### DIRECTIONS FOR THIS TASK:
Pull every line containing "Berechtigten" out of the material below.

___ DATA FOR THIS TASK

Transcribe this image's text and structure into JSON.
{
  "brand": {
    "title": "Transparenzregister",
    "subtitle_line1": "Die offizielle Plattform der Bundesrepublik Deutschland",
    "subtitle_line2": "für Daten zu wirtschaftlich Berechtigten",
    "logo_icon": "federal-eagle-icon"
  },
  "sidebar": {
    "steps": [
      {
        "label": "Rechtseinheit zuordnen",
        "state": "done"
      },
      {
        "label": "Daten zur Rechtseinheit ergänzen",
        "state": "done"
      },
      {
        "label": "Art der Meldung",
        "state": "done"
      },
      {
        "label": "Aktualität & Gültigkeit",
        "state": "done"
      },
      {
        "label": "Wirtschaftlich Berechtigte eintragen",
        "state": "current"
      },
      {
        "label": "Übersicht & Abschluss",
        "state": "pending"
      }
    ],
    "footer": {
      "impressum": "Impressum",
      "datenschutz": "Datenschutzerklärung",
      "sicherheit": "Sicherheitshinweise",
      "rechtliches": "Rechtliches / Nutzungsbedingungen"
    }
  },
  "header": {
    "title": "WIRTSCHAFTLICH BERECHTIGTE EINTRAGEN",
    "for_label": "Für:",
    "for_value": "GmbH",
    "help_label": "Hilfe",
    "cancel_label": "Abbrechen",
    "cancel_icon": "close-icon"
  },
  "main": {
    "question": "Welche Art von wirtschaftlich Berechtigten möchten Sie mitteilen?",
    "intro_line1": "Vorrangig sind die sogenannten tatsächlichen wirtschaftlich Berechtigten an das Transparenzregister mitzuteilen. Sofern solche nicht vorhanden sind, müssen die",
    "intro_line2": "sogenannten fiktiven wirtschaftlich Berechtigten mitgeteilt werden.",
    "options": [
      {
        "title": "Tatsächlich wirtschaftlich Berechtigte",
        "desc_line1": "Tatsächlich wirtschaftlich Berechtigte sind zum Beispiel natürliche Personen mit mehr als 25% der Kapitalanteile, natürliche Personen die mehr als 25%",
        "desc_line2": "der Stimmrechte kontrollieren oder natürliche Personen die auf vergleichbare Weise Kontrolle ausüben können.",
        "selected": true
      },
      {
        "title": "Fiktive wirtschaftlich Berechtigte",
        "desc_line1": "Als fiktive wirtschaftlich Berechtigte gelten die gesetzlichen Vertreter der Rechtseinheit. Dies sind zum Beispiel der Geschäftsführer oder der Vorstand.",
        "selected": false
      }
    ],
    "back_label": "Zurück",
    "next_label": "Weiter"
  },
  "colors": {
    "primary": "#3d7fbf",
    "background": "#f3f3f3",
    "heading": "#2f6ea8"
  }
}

______

### RESPONSE:
    "subtitle_line2": "für Daten zu wirtschaftlich Berechtigten",
    "question": "Welche Art von wirtschaftlich Berechtigten möchten Sie mitteilen?",
    "intro_line1": "Vorrangig sind die sogenannten tatsächlichen wirtschaftlich Berechtigten an das Transparenzregister mitzuteilen. Sofern solche nicht vorhanden sind, müssen die",
    "intro_line2": "sogenannten fiktiven wirtschaftlich Berechtigten mitgeteilt werden.",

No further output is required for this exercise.